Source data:
****************
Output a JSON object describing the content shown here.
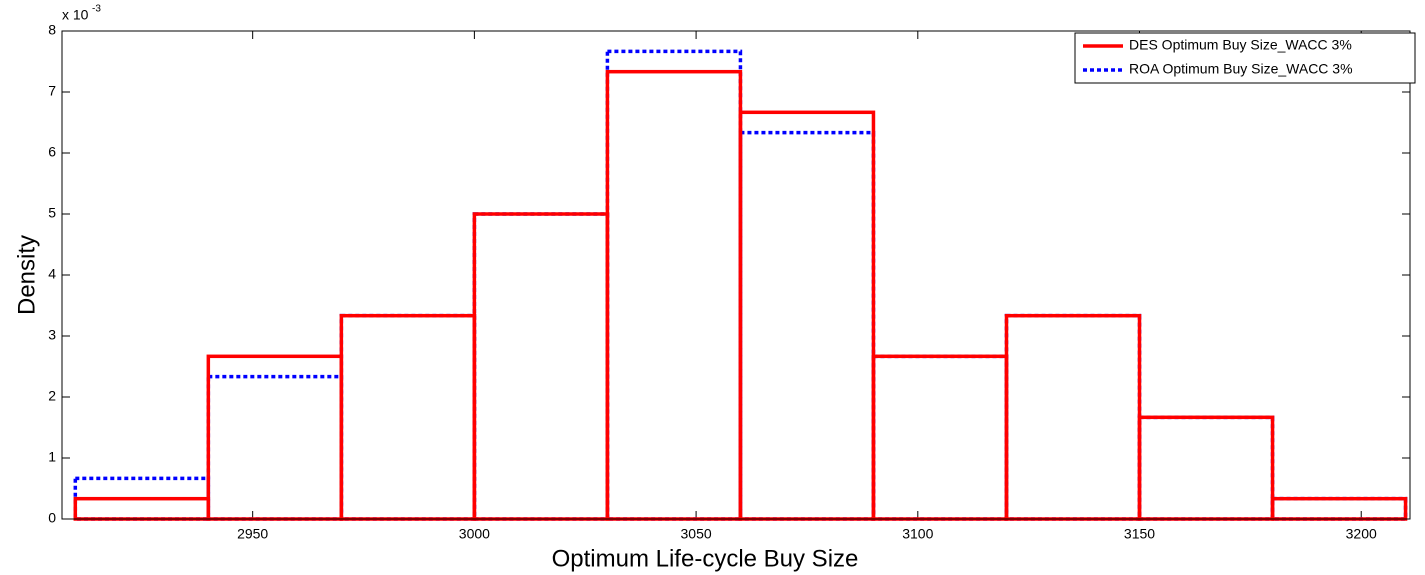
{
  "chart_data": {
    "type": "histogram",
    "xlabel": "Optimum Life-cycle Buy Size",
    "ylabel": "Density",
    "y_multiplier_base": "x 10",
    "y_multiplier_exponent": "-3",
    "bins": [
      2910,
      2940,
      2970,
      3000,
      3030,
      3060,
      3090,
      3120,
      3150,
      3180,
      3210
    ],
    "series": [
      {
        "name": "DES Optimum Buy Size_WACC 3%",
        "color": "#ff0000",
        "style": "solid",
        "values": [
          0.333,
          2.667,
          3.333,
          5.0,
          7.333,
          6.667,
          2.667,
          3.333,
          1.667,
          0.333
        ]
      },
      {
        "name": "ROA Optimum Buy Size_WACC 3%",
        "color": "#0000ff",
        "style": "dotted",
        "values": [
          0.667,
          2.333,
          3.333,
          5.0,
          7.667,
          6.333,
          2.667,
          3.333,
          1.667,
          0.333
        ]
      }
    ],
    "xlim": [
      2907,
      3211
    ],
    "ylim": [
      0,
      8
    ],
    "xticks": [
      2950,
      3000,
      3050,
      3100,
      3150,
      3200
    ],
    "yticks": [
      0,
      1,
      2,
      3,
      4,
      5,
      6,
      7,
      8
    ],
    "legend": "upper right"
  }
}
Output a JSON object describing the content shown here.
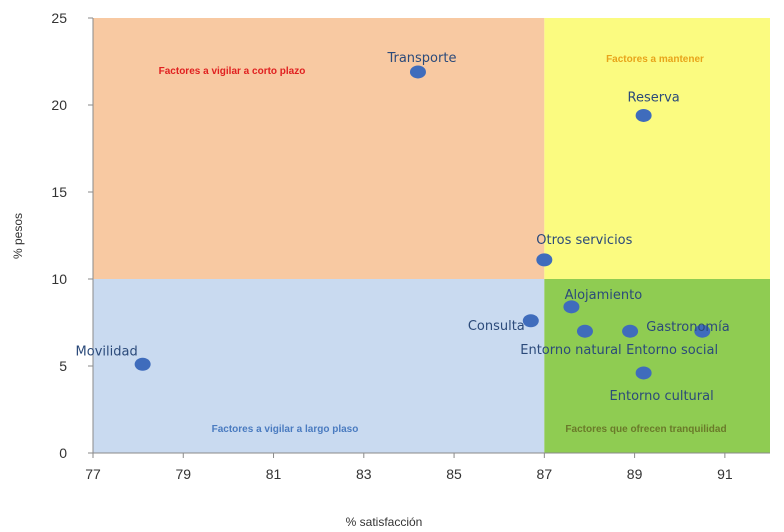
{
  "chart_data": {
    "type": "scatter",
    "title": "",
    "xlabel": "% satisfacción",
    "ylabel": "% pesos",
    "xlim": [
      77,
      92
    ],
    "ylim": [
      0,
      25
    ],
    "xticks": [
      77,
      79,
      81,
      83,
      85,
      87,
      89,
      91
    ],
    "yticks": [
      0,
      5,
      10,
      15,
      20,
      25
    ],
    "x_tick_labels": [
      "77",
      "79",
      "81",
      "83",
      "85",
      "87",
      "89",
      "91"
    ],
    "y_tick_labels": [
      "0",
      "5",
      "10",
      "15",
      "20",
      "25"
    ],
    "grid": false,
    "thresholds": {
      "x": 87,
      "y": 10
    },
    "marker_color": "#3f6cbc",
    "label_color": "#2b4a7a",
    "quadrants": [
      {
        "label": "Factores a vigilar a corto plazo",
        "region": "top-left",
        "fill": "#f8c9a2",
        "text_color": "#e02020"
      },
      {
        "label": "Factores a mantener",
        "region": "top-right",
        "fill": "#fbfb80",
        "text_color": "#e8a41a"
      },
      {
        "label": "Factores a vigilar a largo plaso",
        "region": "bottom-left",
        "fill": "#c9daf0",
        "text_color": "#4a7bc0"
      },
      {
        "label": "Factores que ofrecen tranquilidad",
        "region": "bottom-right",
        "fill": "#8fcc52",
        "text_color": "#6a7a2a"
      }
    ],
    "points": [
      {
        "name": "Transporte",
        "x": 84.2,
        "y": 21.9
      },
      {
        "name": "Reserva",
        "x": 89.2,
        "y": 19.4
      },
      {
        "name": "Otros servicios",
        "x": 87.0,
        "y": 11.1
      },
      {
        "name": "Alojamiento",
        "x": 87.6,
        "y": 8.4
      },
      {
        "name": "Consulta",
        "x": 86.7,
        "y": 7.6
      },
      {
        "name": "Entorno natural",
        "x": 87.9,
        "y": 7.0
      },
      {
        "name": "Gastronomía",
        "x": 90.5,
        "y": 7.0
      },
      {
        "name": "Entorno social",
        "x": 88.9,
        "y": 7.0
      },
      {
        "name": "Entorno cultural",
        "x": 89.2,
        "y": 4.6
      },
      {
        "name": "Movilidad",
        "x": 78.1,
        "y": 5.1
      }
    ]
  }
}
****************
THE TASK: The data should be printed again unchanged; leave its pictures out.

RESULT OF THIS TASK:
Output a JSON object describing the content shown here.
{
  "chart_data": {
    "type": "histogram",
    "xlabel": "Optimum Life-cycle Buy Size",
    "ylabel": "Density",
    "y_multiplier_base": "x 10",
    "y_multiplier_exponent": "-3",
    "bins": [
      2910,
      2940,
      2970,
      3000,
      3030,
      3060,
      3090,
      3120,
      3150,
      3180,
      3210
    ],
    "series": [
      {
        "name": "DES Optimum Buy Size_WACC 3%",
        "color": "#ff0000",
        "style": "solid",
        "values": [
          0.333,
          2.667,
          3.333,
          5.0,
          7.333,
          6.667,
          2.667,
          3.333,
          1.667,
          0.333
        ]
      },
      {
        "name": "ROA Optimum Buy Size_WACC 3%",
        "color": "#0000ff",
        "style": "dotted",
        "values": [
          0.667,
          2.333,
          3.333,
          5.0,
          7.667,
          6.333,
          2.667,
          3.333,
          1.667,
          0.333
        ]
      }
    ],
    "xlim": [
      2907,
      3211
    ],
    "ylim": [
      0,
      8
    ],
    "xticks": [
      2950,
      3000,
      3050,
      3100,
      3150,
      3200
    ],
    "yticks": [
      0,
      1,
      2,
      3,
      4,
      5,
      6,
      7,
      8
    ],
    "legend": "upper right"
  }
}
Output a JSON object describing the content shown here.
{
  "chart_data": {
    "type": "scatter",
    "title": "",
    "xlabel": "% satisfacción",
    "ylabel": "% pesos",
    "xlim": [
      77,
      92
    ],
    "ylim": [
      0,
      25
    ],
    "xticks": [
      77,
      79,
      81,
      83,
      85,
      87,
      89,
      91
    ],
    "yticks": [
      0,
      5,
      10,
      15,
      20,
      25
    ],
    "x_tick_labels": [
      "77",
      "79",
      "81",
      "83",
      "85",
      "87",
      "89",
      "91"
    ],
    "y_tick_labels": [
      "0",
      "5",
      "10",
      "15",
      "20",
      "25"
    ],
    "grid": false,
    "thresholds": {
      "x": 87,
      "y": 10
    },
    "marker_color": "#3f6cbc",
    "label_color": "#2b4a7a",
    "quadrants": [
      {
        "label": "Factores a vigilar a corto plazo",
        "region": "top-left",
        "fill": "#f8c9a2",
        "text_color": "#e02020"
      },
      {
        "label": "Factores a mantener",
        "region": "top-right",
        "fill": "#fbfb80",
        "text_color": "#e8a41a"
      },
      {
        "label": "Factores a vigilar a largo plaso",
        "region": "bottom-left",
        "fill": "#c9daf0",
        "text_color": "#4a7bc0"
      },
      {
        "label": "Factores que ofrecen tranquilidad",
        "region": "bottom-right",
        "fill": "#8fcc52",
        "text_color": "#6a7a2a"
      }
    ],
    "points": [
      {
        "name": "Transporte",
        "x": 84.2,
        "y": 21.9
      },
      {
        "name": "Reserva",
        "x": 89.2,
        "y": 19.4
      },
      {
        "name": "Otros servicios",
        "x": 87.0,
        "y": 11.1
      },
      {
        "name": "Alojamiento",
        "x": 87.6,
        "y": 8.4
      },
      {
        "name": "Consulta",
        "x": 86.7,
        "y": 7.6
      },
      {
        "name": "Entorno natural",
        "x": 87.9,
        "y": 7.0
      },
      {
        "name": "Gastronomía",
        "x": 90.5,
        "y": 7.0
      },
      {
        "name": "Entorno social",
        "x": 88.9,
        "y": 7.0
      },
      {
        "name": "Entorno cultural",
        "x": 89.2,
        "y": 4.6
      },
      {
        "name": "Movilidad",
        "x": 78.1,
        "y": 5.1
      }
    ]
  }
}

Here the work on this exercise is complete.